* TASK DATA *
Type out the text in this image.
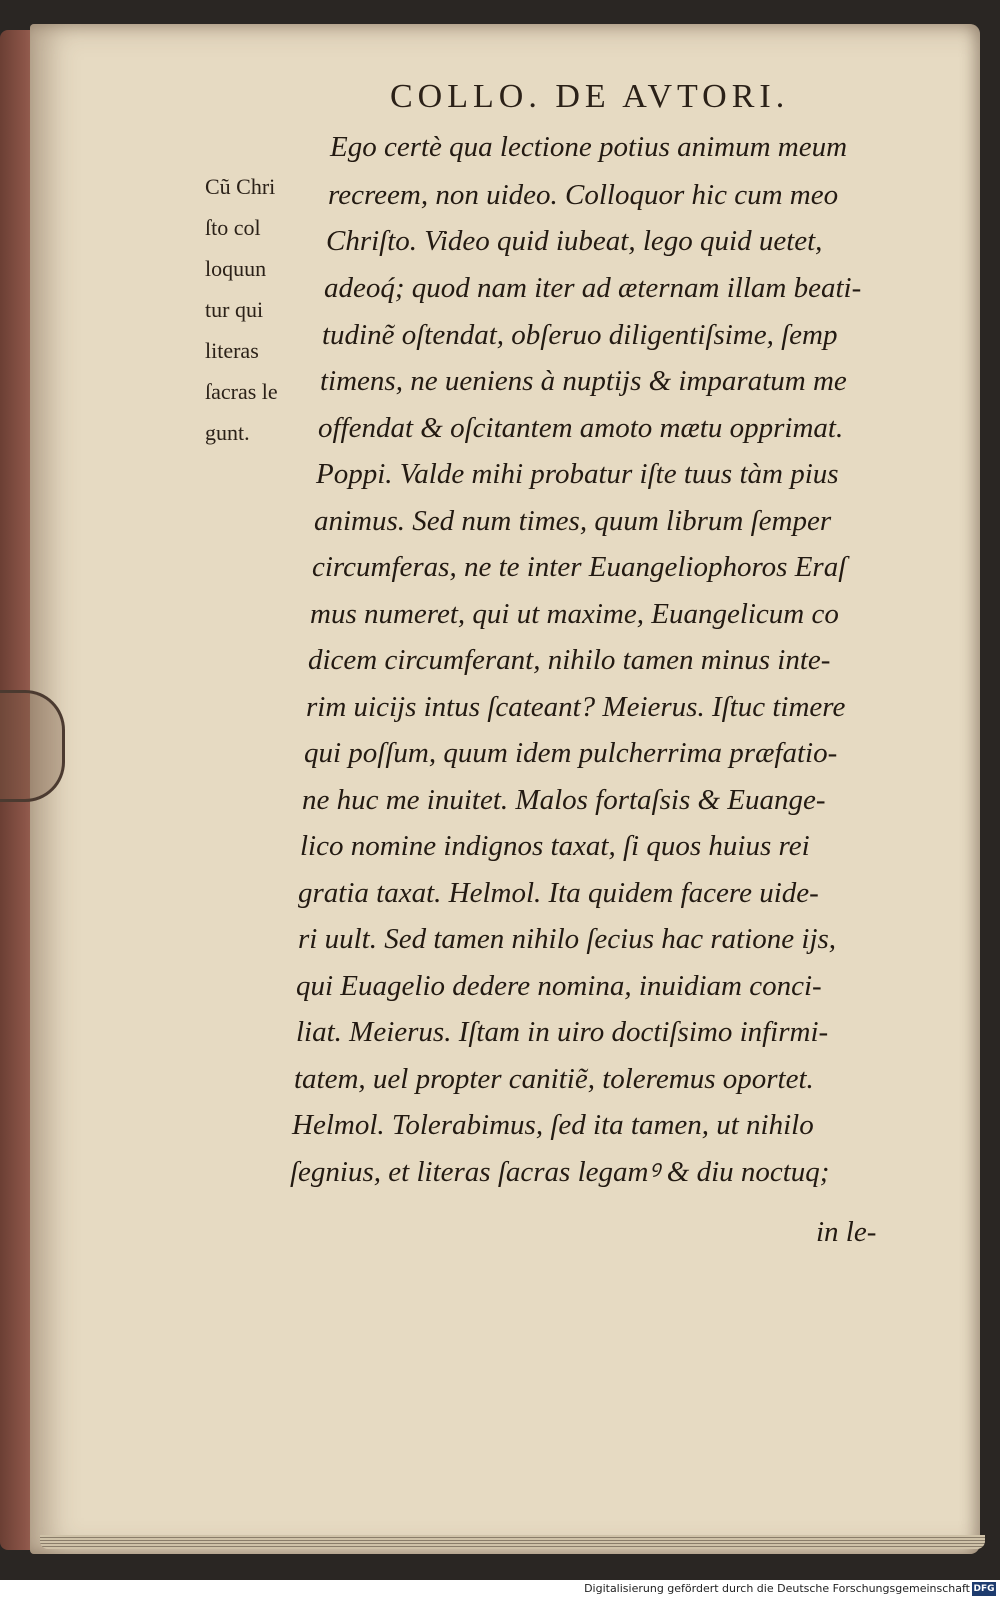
COLLO. DE AVTORI.
Cũ Chri
ſto col
loquun
tur qui
literas
ſacras le
gunt.
Ego certè qua lectione potius animum meum
recreem, non uideo. Colloquor hic cum meo
Chriſto. Video quid iubeat, lego quid uetet,
adeoq́; quod nam iter ad æternam illam beati-
tudinẽ oſtendat, obſeruo diligentiſsime, ſemp
timens, ne ueniens à nuptijs & imparatum me
offendat & oſcitantem amoto mætu opprimat.
Poppi. Valde mihi probatur iſte tuus tàm pius
animus. Sed num times, quum librum ſemper
circumferas, ne te inter Euangeliophoros Eraſ
mus numeret, qui ut maxime, Euangelicum co
dicem circumferant, nihilo tamen minus inte-
rim uicijs intus ſcateant? Meierus. Iſtuc timere
qui poſſum, quum idem pulcherrima præfatio-
ne huc me inuitet. Malos fortaſsis & Euange-
lico nomine indignos taxat, ſi quos huius rei
gratia taxat. Helmol. Ita quidem facere uide-
ri uult. Sed tamen nihilo ſecius hac ratione ijs,
qui Euagelio dedere nomina, inuidiam conci-
liat. Meierus. Iſtam in uiro doctiſsimo infirmi-
tatem, uel propter canitiẽ, toleremus oportet.
Helmol. Tolerabimus, ſed ita tamen, ut nihilo
ſegnius, et literas ſacras legamꝰ & diu noctuq;
in le-
Digitalisierung gefördert durch die Deutsche Forschungsgemeinschaft DFG
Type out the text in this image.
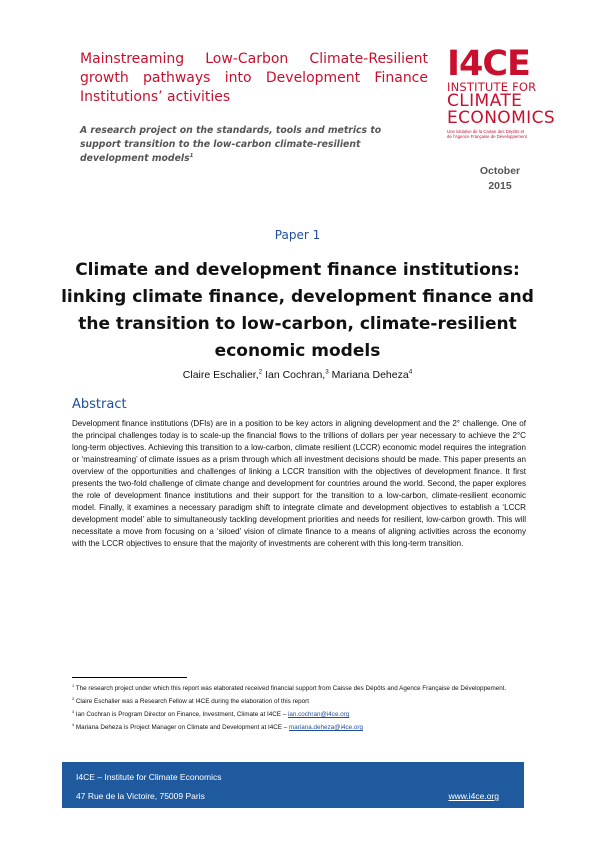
Mainstreaming Low-Carbon Climate-Resilient growth pathways into Development Finance Institutions’ activities
I4CE
INSTITUTE FOR
CLIMATE
ECONOMICS
Une initiative de la Caisse des Dépôts et
de l’Agence Française de Développement
A research project on the standards, tools and metrics to support transition to the low-carbon climate-resilient development models$^1$
October
2015
Paper 1
Climate and development finance institutions:
linking climate finance, development finance and
the transition to low-carbon, climate-resilient
economic models
Claire Eschalier,$^2$ Ian Cochran,$^3$ Mariana Deheza$^4$
Abstract
Development finance institutions (DFIs) are in a position to be key actors in aligning development and the 2° challenge. One of the principal challenges today is to scale-up the financial flows to the trillions of dollars per year necessary to achieve the 2°C long-term objectives. Achieving this transition to a low-carbon, climate resilient (LCCR) economic model requires the integration or ‘mainstreaming’ of climate issues as a prism through which all investment decisions should be made. This paper presents an overview of the opportunities and challenges of linking a LCCR transition with the objectives of development finance. It first presents the two-fold challenge of climate change and development for countries around the world. Second, the paper explores the role of development finance institutions and their support for the transition to a low-carbon, climate-resilient economic model. Finally, it examines a necessary paradigm shift to integrate climate and development objectives to establish a ‘LCCR development model’ able to simultaneously tackling development priorities and needs for resilient, low-carbon growth. This will necessitate a move from focusing on a ‘siloed’ vision of climate finance to a means of aligning activities across the economy with the LCCR objectives to ensure that the majority of investments are coherent with this long-term transition.
$^1$ The research project under which this report was elaborated received financial support from Caisse des Dépôts and Agence Française de Développement.
$^2$ Claire Eschalier was a Research Fellow at I4CE during the elaboration of this report
$^3$ Ian Cochran is Program Director on Finance, Investment, Climate at I4CE – ian.cochran@i4ce.org
$^4$ Mariana Deheza is Project Manager on Climate and Development at I4CE – mariana.deheza@i4ce.org
I4CE – Institute for Climate Economics
47 Rue de la Victoire, 75009 Paris	www.i4ce.org
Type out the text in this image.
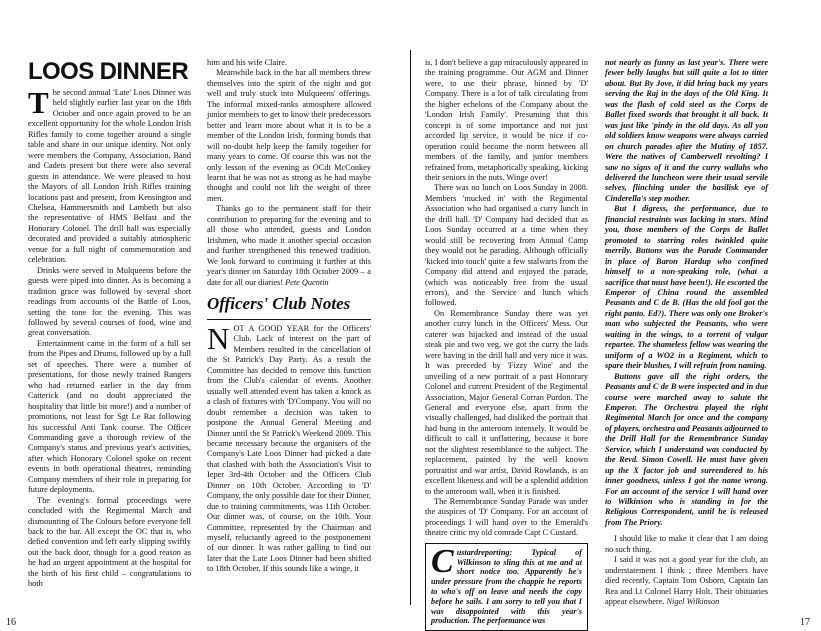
LOOS DINNER

The second annual 'Late' Loos Dinner was held slightly earlier last year on the 18th October and once again proved to be an excellent opportunity for the whole London Irish Rifles family to come together around a single table and share in our unique identity. Not only were members the Company, Association, Band and Cadets present but there were also several guests in attendance. We were pleased to host the Mayors of all London Irish Rifles training locations past and present, from Kensington and Chelsea, Hammersmith and Lambeth but also the representative of HMS Belfast and the Honorary Colonel. The drill hall was especially decorated and provided a suitably atmospheric venue for a full night of commemoration and celebration.

Drinks were served in Mulqueens before the guests were piped into dinner. As is becoming a tradition grace was followed by several short readings from accounts of the Battle of Loos, setting the tone for the evening. This was followed by several courses of food, wine and great conversation.

Entertainment came in the form of a full set from the Pipes and Drums, followed up by a full set of speeches. There were a number of presentations, for those newly trained Rangers who had returned earlier in the day from Catterick (and no doubt appreciated the hospitality that little bit more!) and a number of promotions, not least for Sgt Le Rat following his successful Anti Tank course. The Officer Commanding gave a thorough review of the Company's status and previous year's activities, after which Honorary Colonel spoke on recent events in both operational theatres, reminding Company members of their role in preparing for future deployments.

The evening's formal proceedings were concluded with the Regimental March and dismounting of The Colours before everyone fell back to the bar. All except the OC that is, who defied convention and left early slipping swiftly out the back door, though for a good reason as he had an urgent appointment at the hospital for the birth of his first child – congratulations to both

him and his wife Claire.

Meanwhile back in the bar all members threw themselves into the spirit of the night and got well and truly stuck into Mulqueens' offerings. The informal mixed-ranks atmosphere allowed junior members to get to know their predecessors better and learn more about what it is to be a member of the London Irish, forming bonds that will no-doubt help keep the family together for many years to come. Of course this was not the only lesson of the evening as OCdt McConkey learnt that he was not as strong as he had maybe thought and could not lift the weight of three men.

Thanks go to the permanent staff for their contribution to preparing for the evening and to all those who attended, guests and London Irishmen, who made it another special occasion and further strengthened this renewed tradition. We look forward to continuing it further at this year's dinner on Saturday 18th October 2009 – a date for all our diaries! Pete Quentin

Officers' Club Notes

NOT A GOOD YEAR for the Officers' Club. Lack of interest on the part of Members resulted in the cancellation of the St Patrick's Day Party. As a result the Committee has decided to remove this function from the Club's calendar of events. Another usually well attended event has taken a knock as a clash of fixtures with 'D'Company. You will no doubt remember a decision was taken to postpone the Annual General Meeting and Dinner until the St Patrick's Weekend 2009. This became necessary because the organisers of the Company's Late Loos Dinner had picked a date that clashed with both the Association's Visit to Ieper 3rd-4th October and the Officers Club Dinner on 10th October. According to 'D' Company, the only possible date for their Dinner, due to training commitments, was 11th October. Our dinner was, of course, on the 10th. Your Committee, represented by the Chairman and myself, reluctantly agreed to the postponement of our dinner. It was rather galling to find out later that the Late Loos Dinner had been shifted to 18th October. If this sounds like a winge, it

is. I don't believe a gap miraculously appeared in the training programme. Our AGM and Dinner were, to use their phrase, binned by 'D' Company. There is a lot of talk circulating from the higher echelons of the Company about the 'London Irish Family'. Presuming that this concept is of some importance and not just accorded lip service, it would be nice if co-operation could become the norm between all members of the family, and junior members refrained from, metaphorically speaking, kicking their seniors in the nuts. Winge over!

There was no lunch on Loos Sunday in 2008. Members 'mucked in' with the Regimental Association who had organised a curry lunch in the drill hall. 'D' Company had decided that as Loos Sunday occurred at a time when they would still be recovering from Annual Camp they would not be parading. Although officially 'kicked into touch' quite a few stalwarts from the Company did attend and enjoyed the parade, (which was noticeably free from the usual errors), and the Service and lunch which followed.

On Remembrance Sunday there was yet another curry lunch in the Officers' Mess. Our caterer was hijacked and instead of the usual steak pie and two veg, we got the curry the lads were having in the drill hall and very nice it was. It was preceded by 'Fizzy Wine' and the unveiling of a new portrait of a past Honorary Colonel and current President of the Regimental Association, Major General Corran Purdon. The General and everyone else, apart from the visually challenged, had disliked the portrait that had hung in the anteroom intensely. It would be difficult to call it unflattering, because it bore not the slightest resemblance to the subject. The replacement, painted by the well known portraitist and war artist, David Rowlands, is an excellent likeness and will be a splendid addition to the anteroom wall, when it is finished.

The Remembrance Sunday Parade was under the auspices of 'D' Company. For an account of proceedings I will hand over to the Emerald's theatre critic my old comrade Capt C Custard.

Custardreporting: Typical of Wilkinson to sling this at me and at short notice too. Apparently he's under pressure from the chappie he reports to who's off on leave and needs the copy before he sails. I am sorry to tell you that I was disappointed with this year's production. The performance was

not nearly as funny as last year's. There were fewer belly laughs but still quite a lot to titter about. But By Jove, it did bring back my years serving the Raj in the days of the Old King. It was the flash of cold steel as the Corps de Ballet fixed swords that brought it all back. It was just like 'pindy in the old days. As all you old soldiers know weapons were always carried on church parades after the Mutiny of 1857. Were the natives of Camberwell revolting? I saw no signs of it and the curry wallahs who delivered the luncheon were their usual servile selves, flinching under the basilisk eye of Cinderella's step mother.

But I digress, the performance, due to financial restraints was lacking in stars. Mind you, those members of the Corps de Ballet promoted to starring roles twinkled quite merrily. Buttons was the Parade Commander in place of Baron Hardup who confined himself to a non-speaking role, (what a sacrifice that must have been!). He escorted the Emperor of China round the assembled Peasants and C de B. (Has the old fool got the right panto. Ed?). There was only one Broker's man who subjected the Peasants, who were waiting in the wings, to a torrent of vulgar repartee. The shameless fellow was wearing the uniform of a WO2 in a Regiment, which to spare their blushes, I will refrain from naming.

Buttons gave all the right orders, the Peasants and C de B were inspected and in due course were marched away to salute the Emperor. The Orchestra played the right Regimental March for once and the company of players, orchestra and Peasants adjourned to the Drill Hall for the Remembrance Sunday Service, which I understand was conducted by the Revd. Simon Cowell. He must have given up the X factor job and surrendered to his inner goodness, unless I got the name wrong. For an account of the service I will hand over to Wilkinson who is standing in for the Religious Correspondent, until he is released from The Priory.

I should like to make it clear that I am doing no such thing.

I said it was not a good year for the club, an understatement I think ; three Members have died recently, Captain Tom Osborn, Captain Ian Rea and Lt Colonel Harry Holt. Their obituaries appear elsewhere. Nigel Wilkinson

16	17
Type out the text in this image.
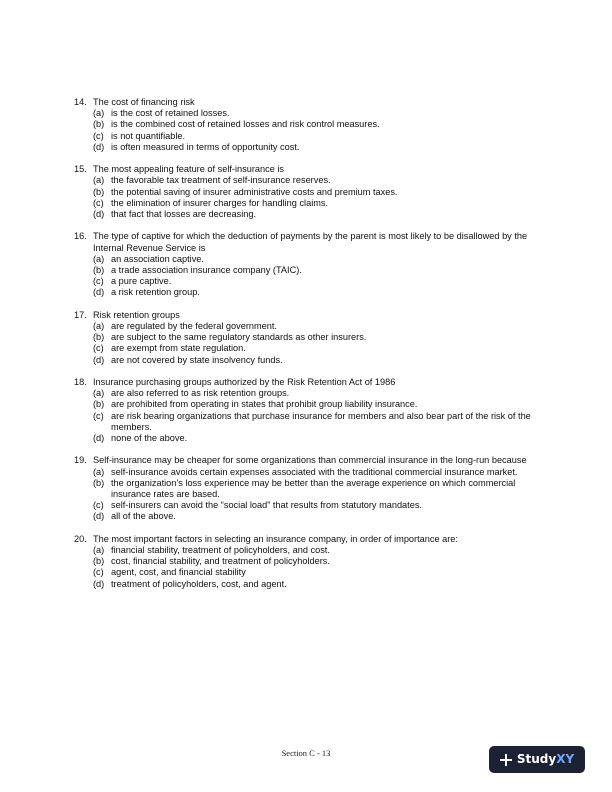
14. The cost of financing risk
(a) is the cost of retained losses.
(b) is the combined cost of retained losses and risk control measures.
(c) is not quantifiable.
(d) is often measured in terms of opportunity cost.
15. The most appealing feature of self-insurance is
(a) the favorable tax treatment of self-insurance reserves.
(b) the potential saving of insurer administrative costs and premium taxes.
(c) the elimination of insurer charges for handling claims.
(d) that fact that losses are decreasing.
16. The type of captive for which the deduction of payments by the parent is most likely to be disallowed by the Internal Revenue Service is
(a) an association captive.
(b) a trade association insurance company (TAIC).
(c) a pure captive.
(d) a risk retention group.
17. Risk retention groups
(a) are regulated by the federal government.
(b) are subject to the same regulatory standards as other insurers.
(c) are exempt from state regulation.
(d) are not covered by state insolvency funds.
18. Insurance purchasing groups authorized by the Risk Retention Act of 1986
(a) are also referred to as risk retention groups.
(b) are prohibited from operating in states that prohibit group liability insurance.
(c) are risk bearing organizations that purchase insurance for members and also bear part of the risk of the members.
(d) none of the above.
19. Self-insurance may be cheaper for some organizations than commercial insurance in the long-run because
(a) self-insurance avoids certain expenses associated with the traditional commercial insurance market.
(b) the organization’s loss experience may be better than the average experience on which commercial insurance rates are based.
(c) self-insurers can avoid the “social load” that results from statutory mandates.
(d) all of the above.
20. The most important factors in selecting an insurance company, in order of importance are:
(a) financial stability, treatment of policyholders, and cost.
(b) cost, financial stability, and treatment of policyholders.
(c) agent, cost, and financial stability
(d) treatment of policyholders, cost, and agent.
Section C - 13	Study XY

* WORK TO COMPLETE *
Select every line in the material above where the string "losses" occurs, and copy it.

* EXPECTED ANSWER *
(a) is the cost of retained losses.
(b) is the combined cost of retained losses and risk control measures.
(d) that fact that losses are decreasing.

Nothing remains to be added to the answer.